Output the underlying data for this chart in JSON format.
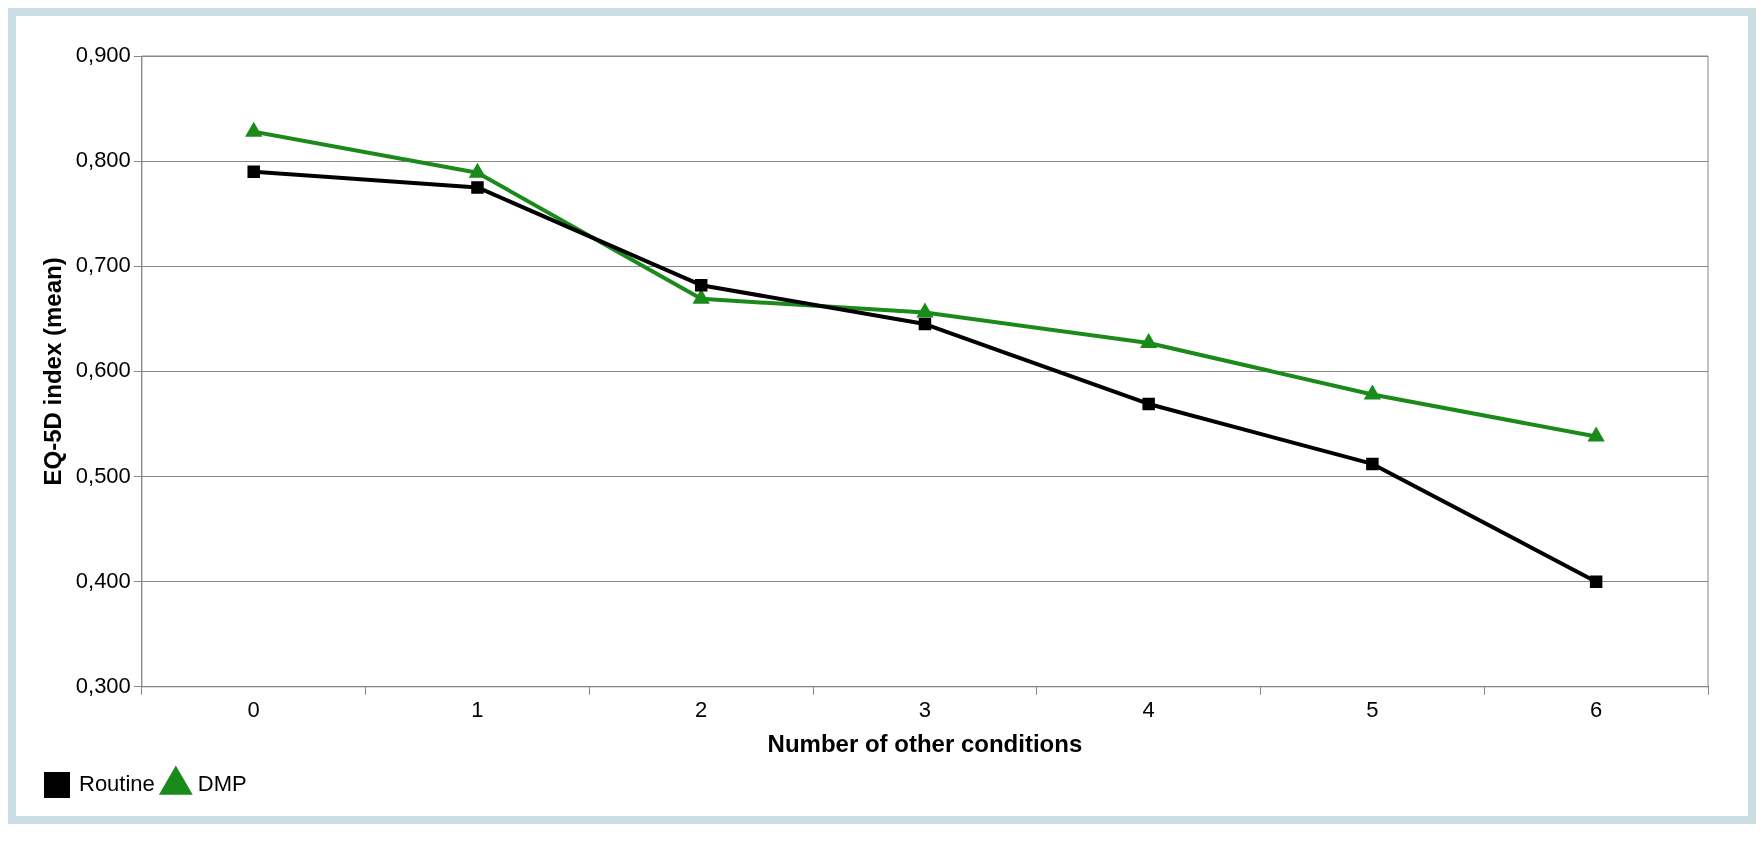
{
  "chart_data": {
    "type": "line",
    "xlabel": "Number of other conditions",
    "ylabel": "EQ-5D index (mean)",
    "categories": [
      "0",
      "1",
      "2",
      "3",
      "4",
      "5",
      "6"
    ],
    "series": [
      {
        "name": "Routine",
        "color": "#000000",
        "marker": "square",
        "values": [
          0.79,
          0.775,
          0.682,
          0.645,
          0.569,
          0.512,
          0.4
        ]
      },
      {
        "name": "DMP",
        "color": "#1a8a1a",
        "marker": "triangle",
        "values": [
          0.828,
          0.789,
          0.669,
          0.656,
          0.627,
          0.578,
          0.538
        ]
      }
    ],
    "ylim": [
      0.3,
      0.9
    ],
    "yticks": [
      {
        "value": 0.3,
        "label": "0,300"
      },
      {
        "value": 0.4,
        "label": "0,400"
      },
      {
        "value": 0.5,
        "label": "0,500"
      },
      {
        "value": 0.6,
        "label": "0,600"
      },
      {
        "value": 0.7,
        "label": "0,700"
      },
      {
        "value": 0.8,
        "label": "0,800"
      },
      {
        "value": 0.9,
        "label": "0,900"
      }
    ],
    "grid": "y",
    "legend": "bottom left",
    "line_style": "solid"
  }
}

--------------------------------------------------

**Given task**
Copy all of the entries verbatim, leaving out any pictures they contain.

**Complete answer**
Output the underlying data for this chart in JSON format.
{
  "chart_data": {
    "type": "line",
    "xlabel": "Number of other conditions",
    "ylabel": "EQ-5D index (mean)",
    "categories": [
      "0",
      "1",
      "2",
      "3",
      "4",
      "5",
      "6"
    ],
    "series": [
      {
        "name": "Routine",
        "color": "#000000",
        "marker": "square",
        "values": [
          0.79,
          0.775,
          0.682,
          0.645,
          0.569,
          0.512,
          0.4
        ]
      },
      {
        "name": "DMP",
        "color": "#1a8a1a",
        "marker": "triangle",
        "values": [
          0.828,
          0.789,
          0.669,
          0.656,
          0.627,
          0.578,
          0.538
        ]
      }
    ],
    "ylim": [
      0.3,
      0.9
    ],
    "yticks": [
      {
        "value": 0.3,
        "label": "0,300"
      },
      {
        "value": 0.4,
        "label": "0,400"
      },
      {
        "value": 0.5,
        "label": "0,500"
      },
      {
        "value": 0.6,
        "label": "0,600"
      },
      {
        "value": 0.7,
        "label": "0,700"
      },
      {
        "value": 0.8,
        "label": "0,800"
      },
      {
        "value": 0.9,
        "label": "0,900"
      }
    ],
    "grid": "y",
    "legend": "bottom left",
    "line_style": "solid"
  }
}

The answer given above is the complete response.